◆ **Required work**:
Exactly as written, transcribe the lines that run from the one containing "Convert this screenshot" to the end of the records below.

◆ **Data entries**:
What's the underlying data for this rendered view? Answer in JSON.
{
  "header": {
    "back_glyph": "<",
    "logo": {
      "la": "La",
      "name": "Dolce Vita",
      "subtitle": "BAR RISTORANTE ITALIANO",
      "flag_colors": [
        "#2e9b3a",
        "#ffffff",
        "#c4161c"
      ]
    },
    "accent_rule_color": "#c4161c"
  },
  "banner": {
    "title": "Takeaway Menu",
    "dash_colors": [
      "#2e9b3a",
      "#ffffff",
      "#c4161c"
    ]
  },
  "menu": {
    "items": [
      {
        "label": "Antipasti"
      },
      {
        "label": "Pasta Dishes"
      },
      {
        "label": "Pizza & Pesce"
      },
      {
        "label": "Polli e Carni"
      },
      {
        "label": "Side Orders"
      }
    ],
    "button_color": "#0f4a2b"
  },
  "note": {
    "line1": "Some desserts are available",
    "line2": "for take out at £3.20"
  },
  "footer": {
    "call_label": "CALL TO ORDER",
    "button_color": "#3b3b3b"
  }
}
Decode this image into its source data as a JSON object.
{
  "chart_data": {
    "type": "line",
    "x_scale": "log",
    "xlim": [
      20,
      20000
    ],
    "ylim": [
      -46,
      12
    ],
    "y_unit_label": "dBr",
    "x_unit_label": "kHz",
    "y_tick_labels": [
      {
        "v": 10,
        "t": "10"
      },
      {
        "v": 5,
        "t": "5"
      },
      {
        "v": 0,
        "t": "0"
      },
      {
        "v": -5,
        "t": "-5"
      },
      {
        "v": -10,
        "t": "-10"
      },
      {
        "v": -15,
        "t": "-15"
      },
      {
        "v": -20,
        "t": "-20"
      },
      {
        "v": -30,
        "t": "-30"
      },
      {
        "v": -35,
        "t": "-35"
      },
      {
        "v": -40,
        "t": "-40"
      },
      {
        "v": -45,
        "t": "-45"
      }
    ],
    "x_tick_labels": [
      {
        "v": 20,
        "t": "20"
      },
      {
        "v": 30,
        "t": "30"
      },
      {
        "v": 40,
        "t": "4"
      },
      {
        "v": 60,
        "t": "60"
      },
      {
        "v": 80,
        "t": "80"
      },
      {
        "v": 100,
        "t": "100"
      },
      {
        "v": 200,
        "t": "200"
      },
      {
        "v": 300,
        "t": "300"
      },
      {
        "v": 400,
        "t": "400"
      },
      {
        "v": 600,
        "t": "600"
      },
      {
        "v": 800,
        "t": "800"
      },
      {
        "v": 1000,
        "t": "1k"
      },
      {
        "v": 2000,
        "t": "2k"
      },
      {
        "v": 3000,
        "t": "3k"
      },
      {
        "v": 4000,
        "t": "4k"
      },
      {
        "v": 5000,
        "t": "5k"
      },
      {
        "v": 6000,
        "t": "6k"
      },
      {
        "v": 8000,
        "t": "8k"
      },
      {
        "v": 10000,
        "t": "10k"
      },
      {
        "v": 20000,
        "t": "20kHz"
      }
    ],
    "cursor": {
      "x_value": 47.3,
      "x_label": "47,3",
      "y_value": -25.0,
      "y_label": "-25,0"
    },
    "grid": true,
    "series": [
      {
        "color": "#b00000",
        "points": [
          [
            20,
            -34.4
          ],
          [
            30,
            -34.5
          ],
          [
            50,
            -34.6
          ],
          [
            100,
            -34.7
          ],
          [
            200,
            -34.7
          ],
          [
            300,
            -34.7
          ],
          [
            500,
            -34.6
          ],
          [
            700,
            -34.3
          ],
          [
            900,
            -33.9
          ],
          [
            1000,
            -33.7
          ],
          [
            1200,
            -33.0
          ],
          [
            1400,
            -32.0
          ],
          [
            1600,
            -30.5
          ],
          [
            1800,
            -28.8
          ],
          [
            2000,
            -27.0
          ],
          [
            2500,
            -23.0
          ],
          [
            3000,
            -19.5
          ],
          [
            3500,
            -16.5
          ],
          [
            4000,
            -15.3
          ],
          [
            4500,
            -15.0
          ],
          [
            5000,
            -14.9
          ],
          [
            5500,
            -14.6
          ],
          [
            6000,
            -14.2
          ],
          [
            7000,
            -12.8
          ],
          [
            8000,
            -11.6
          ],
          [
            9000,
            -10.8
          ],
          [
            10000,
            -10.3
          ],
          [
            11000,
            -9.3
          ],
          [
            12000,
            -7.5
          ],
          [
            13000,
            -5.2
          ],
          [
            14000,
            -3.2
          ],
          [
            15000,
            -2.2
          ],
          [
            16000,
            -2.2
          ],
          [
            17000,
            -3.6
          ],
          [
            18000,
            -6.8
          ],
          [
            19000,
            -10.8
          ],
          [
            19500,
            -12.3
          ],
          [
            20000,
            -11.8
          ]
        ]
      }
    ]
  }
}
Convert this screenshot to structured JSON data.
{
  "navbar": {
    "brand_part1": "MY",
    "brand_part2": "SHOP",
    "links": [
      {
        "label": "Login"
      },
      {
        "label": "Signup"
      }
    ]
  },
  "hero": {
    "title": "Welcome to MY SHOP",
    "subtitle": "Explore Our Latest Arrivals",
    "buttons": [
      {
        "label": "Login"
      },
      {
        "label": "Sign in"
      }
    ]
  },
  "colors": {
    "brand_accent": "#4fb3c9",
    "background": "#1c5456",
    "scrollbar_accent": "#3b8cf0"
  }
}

◆ **The response**:
Convert this screenshot to structured JSON data.
{
  "navbar": {
    "brand_part1": "MY",
    "brand_part2": "SHOP",
    "links": [
      {
        "label": "Login"
      },
      {
        "label": "Signup"
      }
    ]
  },
  "hero": {
    "title": "Welcome to MY SHOP",
    "subtitle": "Explore Our Latest Arrivals",
    "buttons": [
      {
        "label": "Login"
      },
      {
        "label": "Sign in"
      }
    ]
  },
  "colors": {
    "brand_accent": "#4fb3c9",
    "background": "#1c5456",
    "scrollbar_accent": "#3b8cf0"
  }
}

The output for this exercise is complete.